[Start Input rows]
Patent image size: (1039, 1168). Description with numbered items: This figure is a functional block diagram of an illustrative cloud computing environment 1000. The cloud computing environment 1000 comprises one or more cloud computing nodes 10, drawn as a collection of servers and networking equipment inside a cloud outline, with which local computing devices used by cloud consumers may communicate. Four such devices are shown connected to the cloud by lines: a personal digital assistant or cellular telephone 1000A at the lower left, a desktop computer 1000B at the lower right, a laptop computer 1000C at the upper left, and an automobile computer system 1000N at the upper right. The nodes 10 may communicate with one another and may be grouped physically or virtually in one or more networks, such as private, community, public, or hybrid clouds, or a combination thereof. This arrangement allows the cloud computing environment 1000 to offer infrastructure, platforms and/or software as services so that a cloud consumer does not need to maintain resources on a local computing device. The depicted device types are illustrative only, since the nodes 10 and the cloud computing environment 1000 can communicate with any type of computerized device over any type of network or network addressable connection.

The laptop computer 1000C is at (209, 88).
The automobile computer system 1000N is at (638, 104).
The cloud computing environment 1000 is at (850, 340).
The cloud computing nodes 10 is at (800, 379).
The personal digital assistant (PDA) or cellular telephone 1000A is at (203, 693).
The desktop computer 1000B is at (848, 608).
[End Input rows]
[Start Input rows]
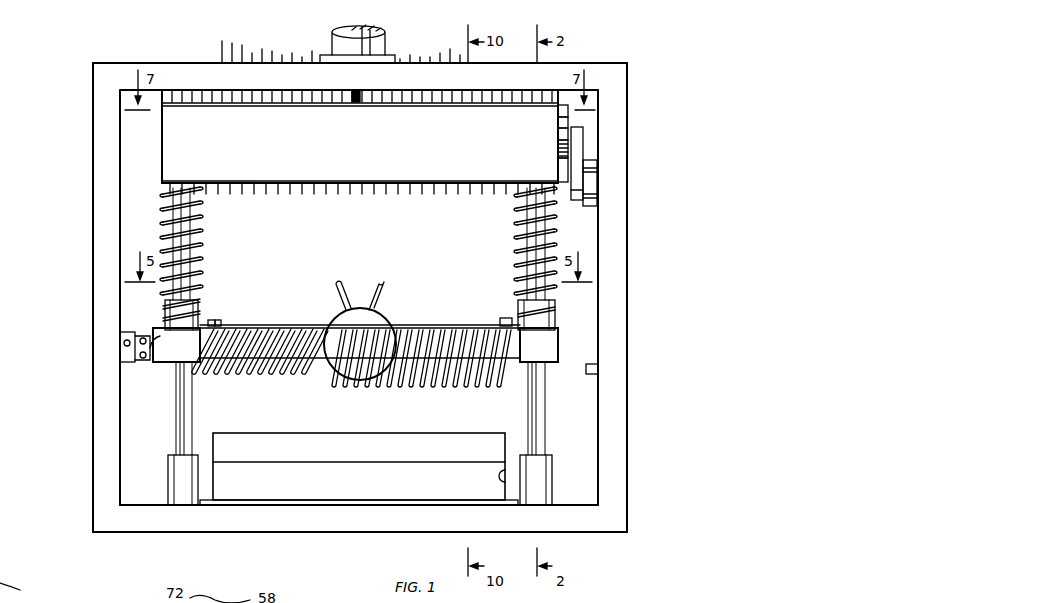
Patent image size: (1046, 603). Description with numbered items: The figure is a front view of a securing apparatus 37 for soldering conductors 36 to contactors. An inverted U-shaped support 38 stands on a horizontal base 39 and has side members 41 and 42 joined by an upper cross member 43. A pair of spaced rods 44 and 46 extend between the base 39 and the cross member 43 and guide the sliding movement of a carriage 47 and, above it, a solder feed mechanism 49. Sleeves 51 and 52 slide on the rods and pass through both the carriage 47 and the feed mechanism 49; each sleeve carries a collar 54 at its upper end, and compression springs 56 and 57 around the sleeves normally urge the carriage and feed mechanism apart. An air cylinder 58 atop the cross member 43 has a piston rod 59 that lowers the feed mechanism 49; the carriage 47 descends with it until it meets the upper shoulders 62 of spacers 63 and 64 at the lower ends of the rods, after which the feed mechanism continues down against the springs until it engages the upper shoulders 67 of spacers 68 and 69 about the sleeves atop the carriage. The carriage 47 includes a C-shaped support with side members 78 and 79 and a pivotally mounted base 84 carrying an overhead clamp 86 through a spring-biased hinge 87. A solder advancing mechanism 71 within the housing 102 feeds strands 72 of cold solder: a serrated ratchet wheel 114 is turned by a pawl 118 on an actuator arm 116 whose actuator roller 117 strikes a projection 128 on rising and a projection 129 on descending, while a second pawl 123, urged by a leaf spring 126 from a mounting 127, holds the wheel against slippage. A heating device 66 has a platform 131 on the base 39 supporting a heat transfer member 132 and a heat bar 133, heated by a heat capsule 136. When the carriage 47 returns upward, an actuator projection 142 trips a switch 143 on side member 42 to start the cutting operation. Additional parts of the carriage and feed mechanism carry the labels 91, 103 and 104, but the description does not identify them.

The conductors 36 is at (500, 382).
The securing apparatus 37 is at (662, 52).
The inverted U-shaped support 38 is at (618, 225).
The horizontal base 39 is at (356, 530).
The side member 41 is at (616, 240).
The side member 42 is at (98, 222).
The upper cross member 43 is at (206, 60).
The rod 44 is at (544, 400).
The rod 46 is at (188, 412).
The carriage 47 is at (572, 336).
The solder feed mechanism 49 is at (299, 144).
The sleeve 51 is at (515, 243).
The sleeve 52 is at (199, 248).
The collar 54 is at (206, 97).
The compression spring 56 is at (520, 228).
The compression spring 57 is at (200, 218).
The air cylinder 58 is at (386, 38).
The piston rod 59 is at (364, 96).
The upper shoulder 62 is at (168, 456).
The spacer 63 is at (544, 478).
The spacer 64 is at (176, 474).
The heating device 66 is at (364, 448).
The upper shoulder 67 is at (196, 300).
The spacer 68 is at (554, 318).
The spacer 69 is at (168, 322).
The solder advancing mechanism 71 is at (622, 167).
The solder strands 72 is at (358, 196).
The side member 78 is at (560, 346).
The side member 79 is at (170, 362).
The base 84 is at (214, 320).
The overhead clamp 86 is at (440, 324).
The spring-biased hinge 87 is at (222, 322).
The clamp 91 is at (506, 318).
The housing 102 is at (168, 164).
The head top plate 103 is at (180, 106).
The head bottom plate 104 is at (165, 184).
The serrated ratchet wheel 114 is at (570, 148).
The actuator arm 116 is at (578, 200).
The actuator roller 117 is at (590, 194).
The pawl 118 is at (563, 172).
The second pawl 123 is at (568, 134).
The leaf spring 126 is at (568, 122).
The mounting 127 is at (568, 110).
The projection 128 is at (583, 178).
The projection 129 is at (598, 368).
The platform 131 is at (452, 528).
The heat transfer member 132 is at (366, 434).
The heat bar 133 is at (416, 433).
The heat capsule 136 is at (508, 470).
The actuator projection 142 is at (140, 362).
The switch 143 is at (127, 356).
[End Input rows]
• [What you will do]: Extract from the listing every line starting at the one that contains "Patent image size: (1039, 1168)." and ending at the one that contains "The desktop computer 1000B is at (848, 608).", both included, and repeat them without changes.

• [Complete response]:
Patent image size: (1039, 1168). Description with numbered items: This figure is a functional block diagram of an illustrative cloud computing environment 1000. The cloud computing environment 1000 comprises one or more cloud computing nodes 10, drawn as a collection of servers and networking equipment inside a cloud outline, with which local computing devices used by cloud consumers may communicate. Four such devices are shown connected to the cloud by lines: a personal digital assistant or cellular telephone 1000A at the lower left, a desktop computer 1000B at the lower right, a laptop computer 1000C at the upper left, and an automobile computer system 1000N at the upper right. The nodes 10 may communicate with one another and may be grouped physically or virtually in one or more networks, such as private, community, public, or hybrid clouds, or a combination thereof. This arrangement allows the cloud computing environment 1000 to offer infrastructure, platforms and/or software as services so that a cloud consumer does not need to maintain resources on a local computing device. The depicted device types are illustrative only, since the nodes 10 and the cloud computing environment 1000 can communicate with any type of computerized device over any type of network or network addressable connection.

The laptop computer 1000C is at (209, 88).
The automobile computer system 1000N is at (638, 104).
The cloud computing environment 1000 is at (850, 340).
The cloud computing nodes 10 is at (800, 379).
The personal digital assistant (PDA) or cellular telephone 1000A is at (203, 693).
The desktop computer 1000B is at (848, 608).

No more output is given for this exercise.